(Dataset items)
<<<<

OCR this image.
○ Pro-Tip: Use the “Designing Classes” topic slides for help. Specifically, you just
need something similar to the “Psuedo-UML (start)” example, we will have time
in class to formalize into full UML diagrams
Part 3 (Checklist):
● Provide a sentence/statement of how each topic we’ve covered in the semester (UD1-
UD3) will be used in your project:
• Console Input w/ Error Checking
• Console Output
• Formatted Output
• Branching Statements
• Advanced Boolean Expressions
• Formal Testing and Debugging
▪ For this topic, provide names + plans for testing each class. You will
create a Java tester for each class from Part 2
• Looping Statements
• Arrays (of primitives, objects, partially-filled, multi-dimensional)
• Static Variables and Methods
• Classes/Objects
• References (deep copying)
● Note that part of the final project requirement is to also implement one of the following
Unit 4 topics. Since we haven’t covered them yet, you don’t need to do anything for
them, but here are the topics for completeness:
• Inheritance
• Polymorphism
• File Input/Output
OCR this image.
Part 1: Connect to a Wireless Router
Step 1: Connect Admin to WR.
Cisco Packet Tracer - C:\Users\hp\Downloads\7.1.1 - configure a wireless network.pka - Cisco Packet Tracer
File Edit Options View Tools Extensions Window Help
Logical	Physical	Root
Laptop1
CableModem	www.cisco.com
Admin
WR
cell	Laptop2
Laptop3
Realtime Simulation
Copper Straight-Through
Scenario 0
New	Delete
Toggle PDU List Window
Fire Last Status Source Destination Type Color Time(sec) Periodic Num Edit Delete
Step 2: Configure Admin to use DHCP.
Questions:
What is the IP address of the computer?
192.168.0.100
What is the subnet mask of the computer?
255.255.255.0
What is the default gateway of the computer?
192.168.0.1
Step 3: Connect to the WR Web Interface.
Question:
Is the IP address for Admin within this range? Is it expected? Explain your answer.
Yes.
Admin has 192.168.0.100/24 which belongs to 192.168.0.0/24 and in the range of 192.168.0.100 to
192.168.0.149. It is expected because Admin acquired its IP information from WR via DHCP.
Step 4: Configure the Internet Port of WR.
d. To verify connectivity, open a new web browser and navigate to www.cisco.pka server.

>>>>

#### TASK STATEMENT:
Repeat every record, keeping each word and mark exactly as it is.

#### ANSWER:
OCR this image.
○ Pro-Tip: Use the “Designing Classes” topic slides for help. Specifically, you just
need something similar to the “Psuedo-UML (start)” example, we will have time
in class to formalize into full UML diagrams
Part 3 (Checklist):
● Provide a sentence/statement of how each topic we’ve covered in the semester (UD1-
UD3) will be used in your project:
• Console Input w/ Error Checking
• Console Output
• Formatted Output
• Branching Statements
• Advanced Boolean Expressions
• Formal Testing and Debugging
▪ For this topic, provide names + plans for testing each class. You will
create a Java tester for each class from Part 2
• Looping Statements
• Arrays (of primitives, objects, partially-filled, multi-dimensional)
• Static Variables and Methods
• Classes/Objects
• References (deep copying)
● Note that part of the final project requirement is to also implement one of the following
Unit 4 topics. Since we haven’t covered them yet, you don’t need to do anything for
them, but here are the topics for completeness:
• Inheritance
• Polymorphism
• File Input/Output
OCR this image.
Part 1: Connect to a Wireless Router
Step 1: Connect Admin to WR.
Cisco Packet Tracer - C:\Users\hp\Downloads\7.1.1 - configure a wireless network.pka - Cisco Packet Tracer
File Edit Options View Tools Extensions Window Help
Logical	Physical	Root
Laptop1
CableModem	www.cisco.com
Admin
WR
cell	Laptop2
Laptop3
Realtime Simulation
Copper Straight-Through
Scenario 0
New	Delete
Toggle PDU List Window
Fire Last Status Source Destination Type Color Time(sec) Periodic Num Edit Delete
Step 2: Configure Admin to use DHCP.
Questions:
What is the IP address of the computer?
192.168.0.100
What is the subnet mask of the computer?
255.255.255.0
What is the default gateway of the computer?
192.168.0.1
Step 3: Connect to the WR Web Interface.
Question:
Is the IP address for Admin within this range? Is it expected? Explain your answer.
Yes.
Admin has 192.168.0.100/24 which belongs to 192.168.0.0/24 and in the range of 192.168.0.100 to
192.168.0.149. It is expected because Admin acquired its IP information from WR via DHCP.
Step 4: Configure the Internet Port of WR.
d. To verify connectivity, open a new web browser and navigate to www.cisco.pka server.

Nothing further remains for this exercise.